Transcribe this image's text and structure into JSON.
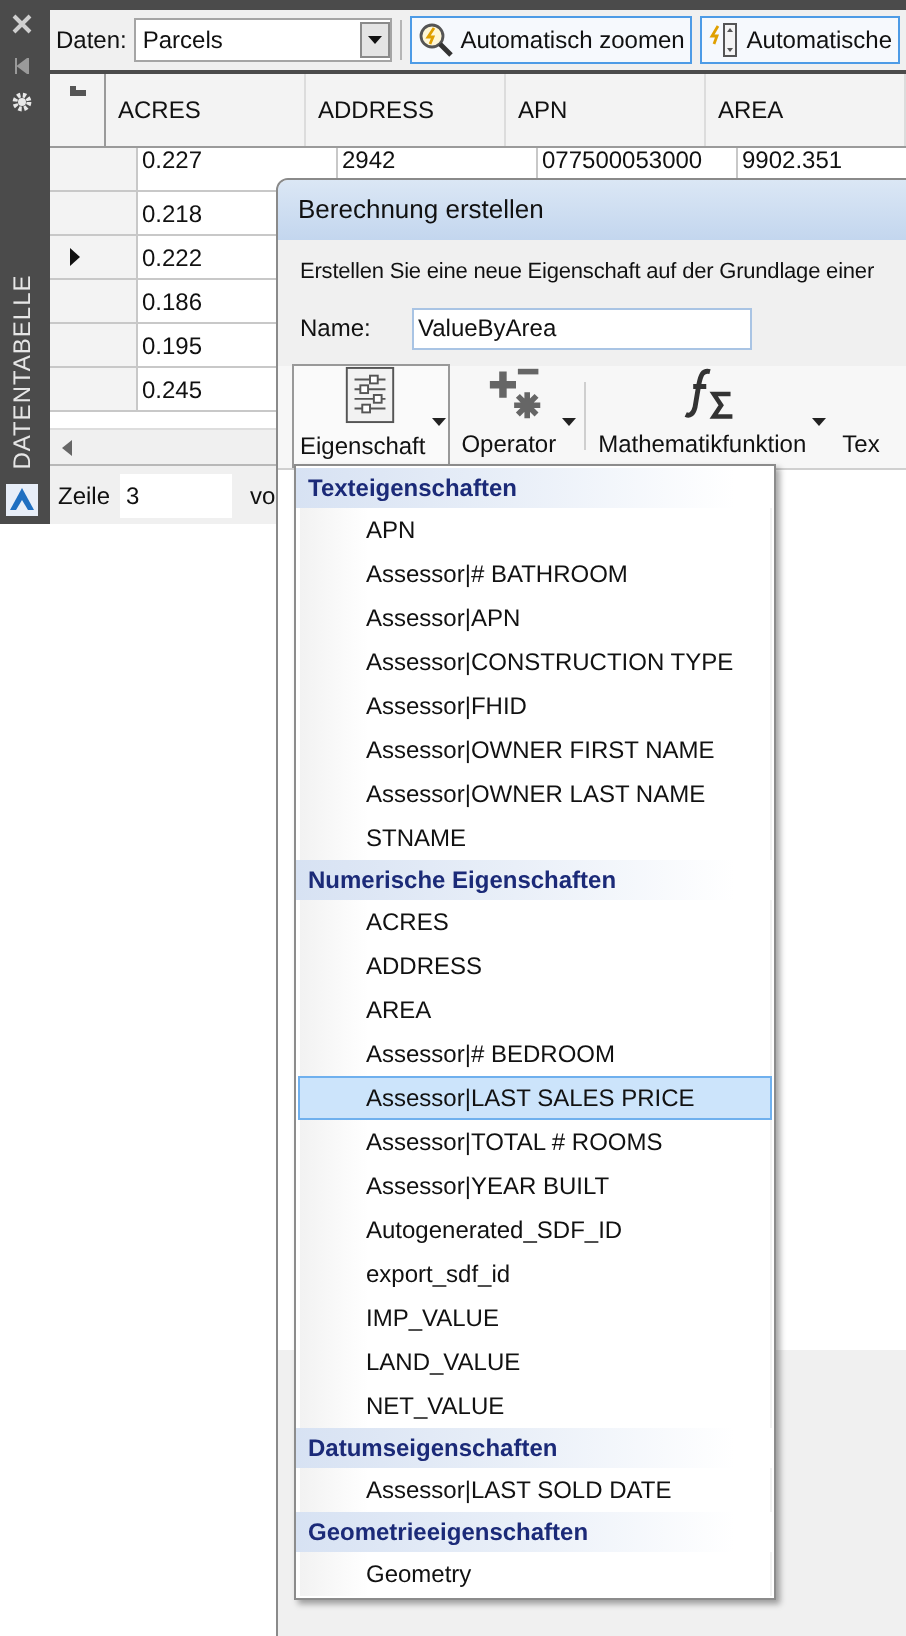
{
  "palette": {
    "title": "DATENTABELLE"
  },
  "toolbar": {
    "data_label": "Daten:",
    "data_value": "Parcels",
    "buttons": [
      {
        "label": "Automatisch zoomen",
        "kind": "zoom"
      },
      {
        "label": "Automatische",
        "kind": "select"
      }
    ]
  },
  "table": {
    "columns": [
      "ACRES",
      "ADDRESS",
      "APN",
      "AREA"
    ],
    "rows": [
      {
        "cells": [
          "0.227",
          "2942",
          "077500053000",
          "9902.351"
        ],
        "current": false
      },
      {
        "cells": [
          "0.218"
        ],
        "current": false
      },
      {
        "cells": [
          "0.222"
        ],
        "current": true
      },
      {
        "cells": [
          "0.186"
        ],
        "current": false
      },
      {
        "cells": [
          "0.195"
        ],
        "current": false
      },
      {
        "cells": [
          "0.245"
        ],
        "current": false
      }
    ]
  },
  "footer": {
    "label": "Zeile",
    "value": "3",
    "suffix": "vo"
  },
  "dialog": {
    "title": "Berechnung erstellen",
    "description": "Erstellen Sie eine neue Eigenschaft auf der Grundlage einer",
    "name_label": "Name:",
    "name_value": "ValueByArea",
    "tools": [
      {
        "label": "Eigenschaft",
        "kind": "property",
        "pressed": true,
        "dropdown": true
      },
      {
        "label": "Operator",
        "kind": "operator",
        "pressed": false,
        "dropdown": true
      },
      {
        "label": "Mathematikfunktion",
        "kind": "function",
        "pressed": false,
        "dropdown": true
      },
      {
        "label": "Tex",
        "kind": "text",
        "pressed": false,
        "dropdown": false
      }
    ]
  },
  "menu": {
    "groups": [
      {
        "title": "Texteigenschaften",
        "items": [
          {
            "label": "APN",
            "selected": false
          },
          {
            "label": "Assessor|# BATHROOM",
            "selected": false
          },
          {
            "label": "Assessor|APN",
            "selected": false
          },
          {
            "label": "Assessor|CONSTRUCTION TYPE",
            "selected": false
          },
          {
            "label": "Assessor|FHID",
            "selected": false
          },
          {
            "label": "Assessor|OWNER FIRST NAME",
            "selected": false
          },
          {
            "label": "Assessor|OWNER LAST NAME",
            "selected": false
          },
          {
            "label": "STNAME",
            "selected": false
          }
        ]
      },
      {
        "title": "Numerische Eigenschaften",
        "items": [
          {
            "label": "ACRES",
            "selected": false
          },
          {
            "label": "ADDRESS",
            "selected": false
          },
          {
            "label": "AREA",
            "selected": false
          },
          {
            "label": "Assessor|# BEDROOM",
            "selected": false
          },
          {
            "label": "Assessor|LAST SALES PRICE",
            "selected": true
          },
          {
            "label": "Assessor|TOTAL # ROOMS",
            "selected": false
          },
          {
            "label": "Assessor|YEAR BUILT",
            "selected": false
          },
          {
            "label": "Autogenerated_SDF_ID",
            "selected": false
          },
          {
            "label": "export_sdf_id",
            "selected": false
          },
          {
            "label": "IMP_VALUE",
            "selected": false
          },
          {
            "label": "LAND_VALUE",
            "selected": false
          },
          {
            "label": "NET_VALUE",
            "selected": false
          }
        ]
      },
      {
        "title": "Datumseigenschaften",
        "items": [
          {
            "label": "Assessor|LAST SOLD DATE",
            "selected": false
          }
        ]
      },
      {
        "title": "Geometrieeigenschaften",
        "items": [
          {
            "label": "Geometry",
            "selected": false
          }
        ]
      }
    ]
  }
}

================

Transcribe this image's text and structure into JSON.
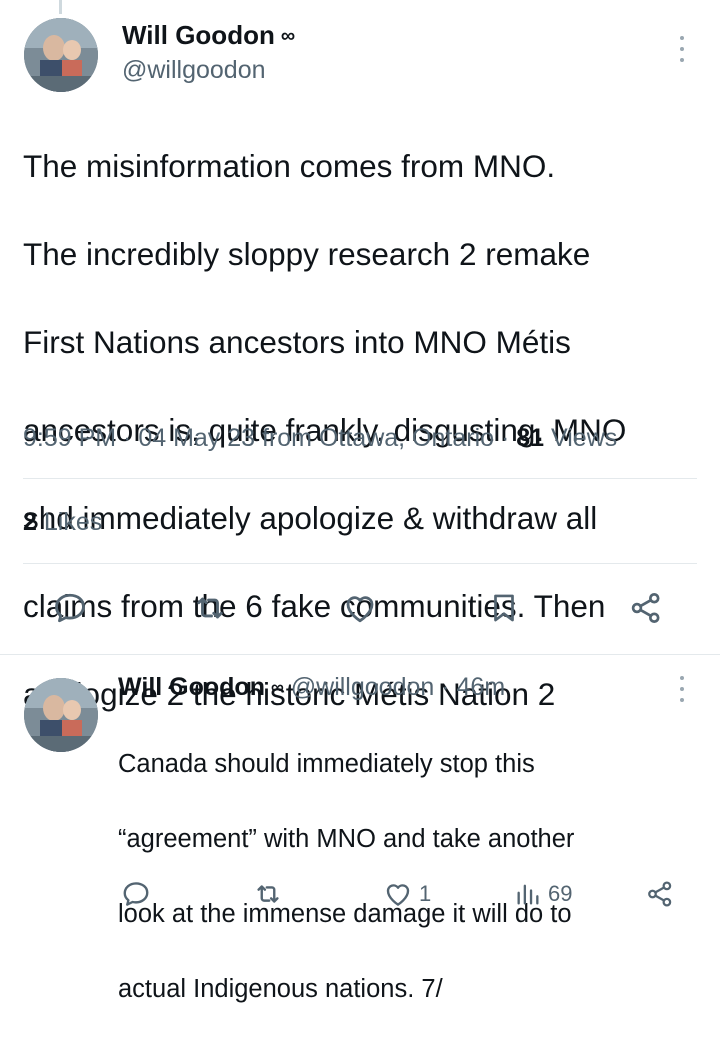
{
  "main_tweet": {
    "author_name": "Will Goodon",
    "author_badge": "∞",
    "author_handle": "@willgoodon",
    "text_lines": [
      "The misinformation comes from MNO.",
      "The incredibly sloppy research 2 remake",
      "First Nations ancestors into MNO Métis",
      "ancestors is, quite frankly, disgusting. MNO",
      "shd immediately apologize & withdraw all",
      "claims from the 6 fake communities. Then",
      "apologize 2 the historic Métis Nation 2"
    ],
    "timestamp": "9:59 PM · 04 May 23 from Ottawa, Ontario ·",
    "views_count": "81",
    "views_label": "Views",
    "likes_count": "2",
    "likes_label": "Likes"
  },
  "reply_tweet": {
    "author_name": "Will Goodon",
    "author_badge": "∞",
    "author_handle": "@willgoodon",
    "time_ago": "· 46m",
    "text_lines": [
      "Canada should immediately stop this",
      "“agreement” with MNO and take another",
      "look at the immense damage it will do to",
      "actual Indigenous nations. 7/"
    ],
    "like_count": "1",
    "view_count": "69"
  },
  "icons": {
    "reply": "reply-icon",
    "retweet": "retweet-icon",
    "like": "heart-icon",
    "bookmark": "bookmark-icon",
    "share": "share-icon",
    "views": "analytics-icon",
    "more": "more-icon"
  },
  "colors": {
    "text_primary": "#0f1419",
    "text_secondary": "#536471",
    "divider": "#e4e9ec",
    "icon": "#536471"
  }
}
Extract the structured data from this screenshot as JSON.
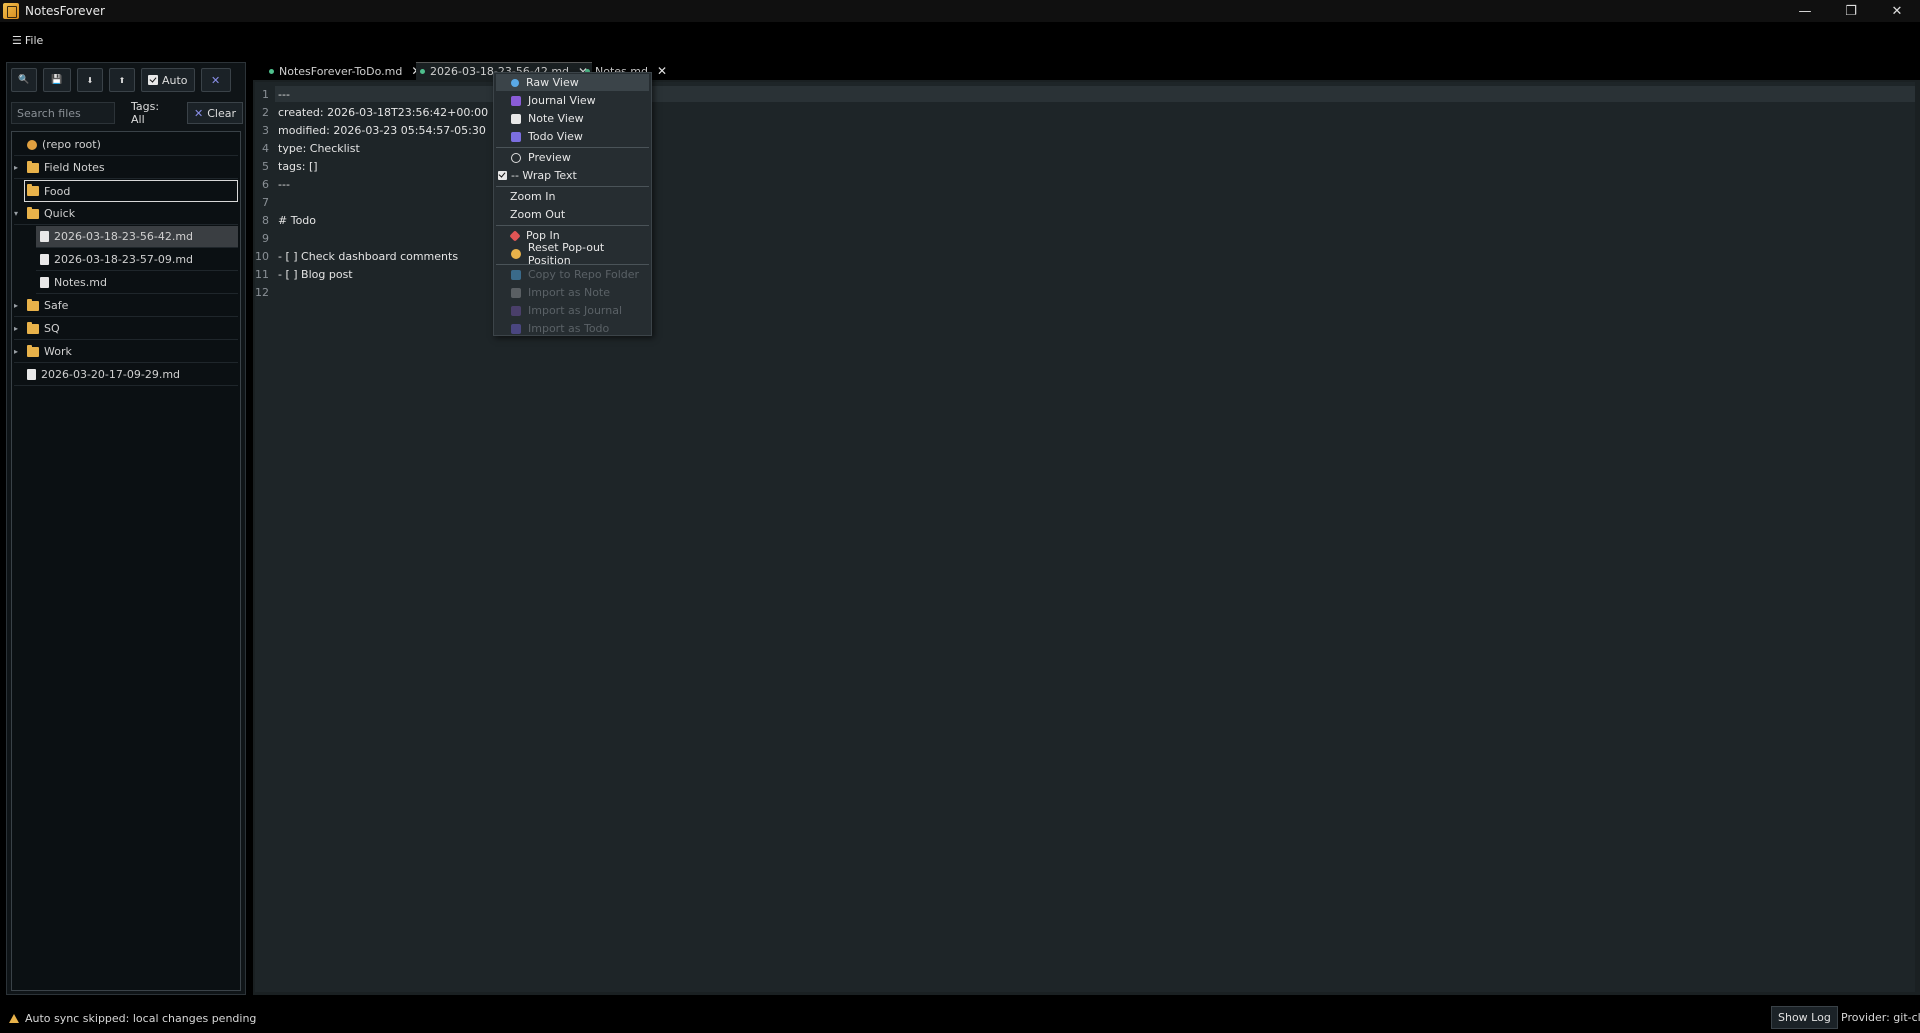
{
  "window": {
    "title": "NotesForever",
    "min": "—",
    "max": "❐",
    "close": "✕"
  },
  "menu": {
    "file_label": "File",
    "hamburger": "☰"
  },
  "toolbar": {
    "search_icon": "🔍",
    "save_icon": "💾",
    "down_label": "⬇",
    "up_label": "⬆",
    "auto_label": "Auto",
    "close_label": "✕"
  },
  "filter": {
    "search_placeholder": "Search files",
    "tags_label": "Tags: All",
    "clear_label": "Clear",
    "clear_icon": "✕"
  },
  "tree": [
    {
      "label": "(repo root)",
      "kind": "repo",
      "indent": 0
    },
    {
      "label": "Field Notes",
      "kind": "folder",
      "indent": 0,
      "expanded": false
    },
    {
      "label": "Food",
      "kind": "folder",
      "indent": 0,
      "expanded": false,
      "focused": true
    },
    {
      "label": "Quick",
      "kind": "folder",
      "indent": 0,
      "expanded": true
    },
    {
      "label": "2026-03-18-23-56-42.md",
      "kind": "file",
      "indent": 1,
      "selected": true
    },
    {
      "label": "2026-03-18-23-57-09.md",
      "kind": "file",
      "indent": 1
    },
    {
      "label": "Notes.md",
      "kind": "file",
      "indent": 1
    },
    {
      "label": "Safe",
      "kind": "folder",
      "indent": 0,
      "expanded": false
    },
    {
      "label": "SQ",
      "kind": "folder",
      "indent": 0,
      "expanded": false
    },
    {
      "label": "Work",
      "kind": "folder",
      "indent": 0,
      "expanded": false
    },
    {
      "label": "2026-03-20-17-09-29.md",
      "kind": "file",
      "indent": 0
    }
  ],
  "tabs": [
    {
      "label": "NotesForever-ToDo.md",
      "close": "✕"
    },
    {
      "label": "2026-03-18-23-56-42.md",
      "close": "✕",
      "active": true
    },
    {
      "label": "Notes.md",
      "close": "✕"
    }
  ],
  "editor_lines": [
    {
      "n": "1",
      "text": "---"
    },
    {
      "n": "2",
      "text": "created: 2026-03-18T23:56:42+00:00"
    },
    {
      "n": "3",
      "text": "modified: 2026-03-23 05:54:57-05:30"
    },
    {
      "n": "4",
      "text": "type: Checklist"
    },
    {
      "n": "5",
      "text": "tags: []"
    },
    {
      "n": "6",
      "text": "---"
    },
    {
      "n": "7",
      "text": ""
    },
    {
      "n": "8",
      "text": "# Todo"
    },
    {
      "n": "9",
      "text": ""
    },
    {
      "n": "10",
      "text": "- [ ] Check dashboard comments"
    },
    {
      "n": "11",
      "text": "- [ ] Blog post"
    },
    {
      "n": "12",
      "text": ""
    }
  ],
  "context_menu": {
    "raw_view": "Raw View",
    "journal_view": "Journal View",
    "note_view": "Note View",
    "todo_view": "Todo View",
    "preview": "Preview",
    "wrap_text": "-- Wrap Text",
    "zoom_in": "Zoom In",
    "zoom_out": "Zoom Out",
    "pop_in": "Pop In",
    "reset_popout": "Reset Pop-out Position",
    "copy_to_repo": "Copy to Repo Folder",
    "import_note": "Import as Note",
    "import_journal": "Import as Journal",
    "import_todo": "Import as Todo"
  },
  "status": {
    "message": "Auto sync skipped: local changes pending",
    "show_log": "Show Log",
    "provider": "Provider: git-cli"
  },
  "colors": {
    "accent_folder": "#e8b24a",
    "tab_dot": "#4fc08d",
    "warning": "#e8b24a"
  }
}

================

**Stated task:**
Across the material above, how many lines include the string "LAST"? Only the number is wanted.

**Answer for the task:**
3